• Task to complete
Quote the entries in full, character for character, without their images.

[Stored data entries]
• • • •

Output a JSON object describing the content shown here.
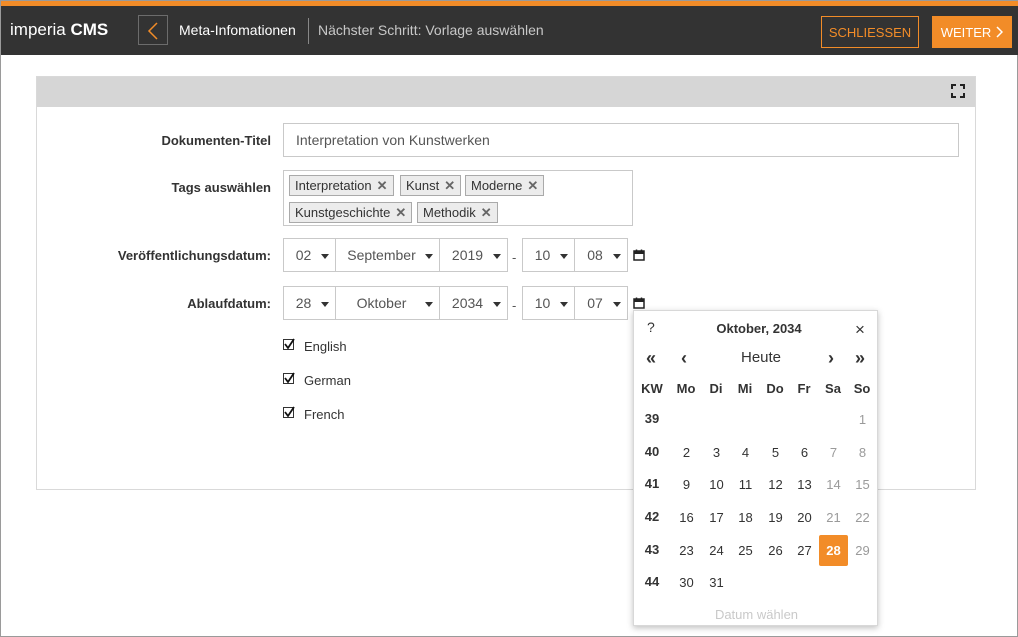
{
  "app": {
    "logo_light": "imperia ",
    "logo_bold": "CMS"
  },
  "header": {
    "crumb": "Meta-Infomationen",
    "next_step": "Nächster Schritt: Vorlage auswählen",
    "close_label": "SCHLIESSEN",
    "next_label": "WEITER",
    "colors": {
      "accent": "#f28c28",
      "bar": "#333333"
    }
  },
  "form": {
    "title_label": "Dokumenten-Titel",
    "title_value": "Interpretation von Kunstwerken",
    "tags_label": "Tags auswählen",
    "tags": [
      "Interpretation",
      "Kunst",
      "Moderne",
      "Kunstgeschichte",
      "Methodik"
    ],
    "pub_label": "Veröffentlichungsdatum:",
    "pub": {
      "day": "02",
      "month": "September",
      "year": "2019",
      "hour": "10",
      "minute": "08"
    },
    "exp_label": "Ablaufdatum:",
    "exp": {
      "day": "28",
      "month": "Oktober",
      "year": "2034",
      "hour": "10",
      "minute": "07"
    },
    "time_sep": "-",
    "languages": [
      {
        "label": "English",
        "checked": true
      },
      {
        "label": "German",
        "checked": true
      },
      {
        "label": "French",
        "checked": true
      }
    ]
  },
  "datepicker": {
    "help": "?",
    "title": "Oktober, 2034",
    "close": "×",
    "nav_prev_year": "«",
    "nav_prev": "‹",
    "today": "Heute",
    "nav_next": "›",
    "nav_next_year": "»",
    "headers": [
      "KW",
      "Mo",
      "Di",
      "Mi",
      "Do",
      "Fr",
      "Sa",
      "So"
    ],
    "weeks": [
      {
        "kw": "39",
        "days": [
          "",
          "",
          "",
          "",
          "",
          "1"
        ]
      },
      {
        "kw": "40",
        "days": [
          "2",
          "3",
          "4",
          "5",
          "6",
          "7",
          "8"
        ]
      },
      {
        "kw": "41",
        "days": [
          "9",
          "10",
          "11",
          "12",
          "13",
          "14",
          "15"
        ]
      },
      {
        "kw": "42",
        "days": [
          "16",
          "17",
          "18",
          "19",
          "20",
          "21",
          "22"
        ]
      },
      {
        "kw": "43",
        "days": [
          "23",
          "24",
          "25",
          "26",
          "27",
          "28",
          "29"
        ]
      },
      {
        "kw": "44",
        "days": [
          "30",
          "31"
        ]
      }
    ],
    "selected": "28",
    "footer": "Datum wählen"
  }
}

• • • •

• The answer
Output a JSON object describing the content shown here.
{
  "app": {
    "logo_light": "imperia ",
    "logo_bold": "CMS"
  },
  "header": {
    "crumb": "Meta-Infomationen",
    "next_step": "Nächster Schritt: Vorlage auswählen",
    "close_label": "SCHLIESSEN",
    "next_label": "WEITER",
    "colors": {
      "accent": "#f28c28",
      "bar": "#333333"
    }
  },
  "form": {
    "title_label": "Dokumenten-Titel",
    "title_value": "Interpretation von Kunstwerken",
    "tags_label": "Tags auswählen",
    "tags": [
      "Interpretation",
      "Kunst",
      "Moderne",
      "Kunstgeschichte",
      "Methodik"
    ],
    "pub_label": "Veröffentlichungsdatum:",
    "pub": {
      "day": "02",
      "month": "September",
      "year": "2019",
      "hour": "10",
      "minute": "08"
    },
    "exp_label": "Ablaufdatum:",
    "exp": {
      "day": "28",
      "month": "Oktober",
      "year": "2034",
      "hour": "10",
      "minute": "07"
    },
    "time_sep": "-",
    "languages": [
      {
        "label": "English",
        "checked": true
      },
      {
        "label": "German",
        "checked": true
      },
      {
        "label": "French",
        "checked": true
      }
    ]
  },
  "datepicker": {
    "help": "?",
    "title": "Oktober, 2034",
    "close": "×",
    "nav_prev_year": "«",
    "nav_prev": "‹",
    "today": "Heute",
    "nav_next": "›",
    "nav_next_year": "»",
    "headers": [
      "KW",
      "Mo",
      "Di",
      "Mi",
      "Do",
      "Fr",
      "Sa",
      "So"
    ],
    "weeks": [
      {
        "kw": "39",
        "days": [
          "",
          "",
          "",
          "",
          "",
          "1"
        ]
      },
      {
        "kw": "40",
        "days": [
          "2",
          "3",
          "4",
          "5",
          "6",
          "7",
          "8"
        ]
      },
      {
        "kw": "41",
        "days": [
          "9",
          "10",
          "11",
          "12",
          "13",
          "14",
          "15"
        ]
      },
      {
        "kw": "42",
        "days": [
          "16",
          "17",
          "18",
          "19",
          "20",
          "21",
          "22"
        ]
      },
      {
        "kw": "43",
        "days": [
          "23",
          "24",
          "25",
          "26",
          "27",
          "28",
          "29"
        ]
      },
      {
        "kw": "44",
        "days": [
          "30",
          "31"
        ]
      }
    ],
    "selected": "28",
    "footer": "Datum wählen"
  }
}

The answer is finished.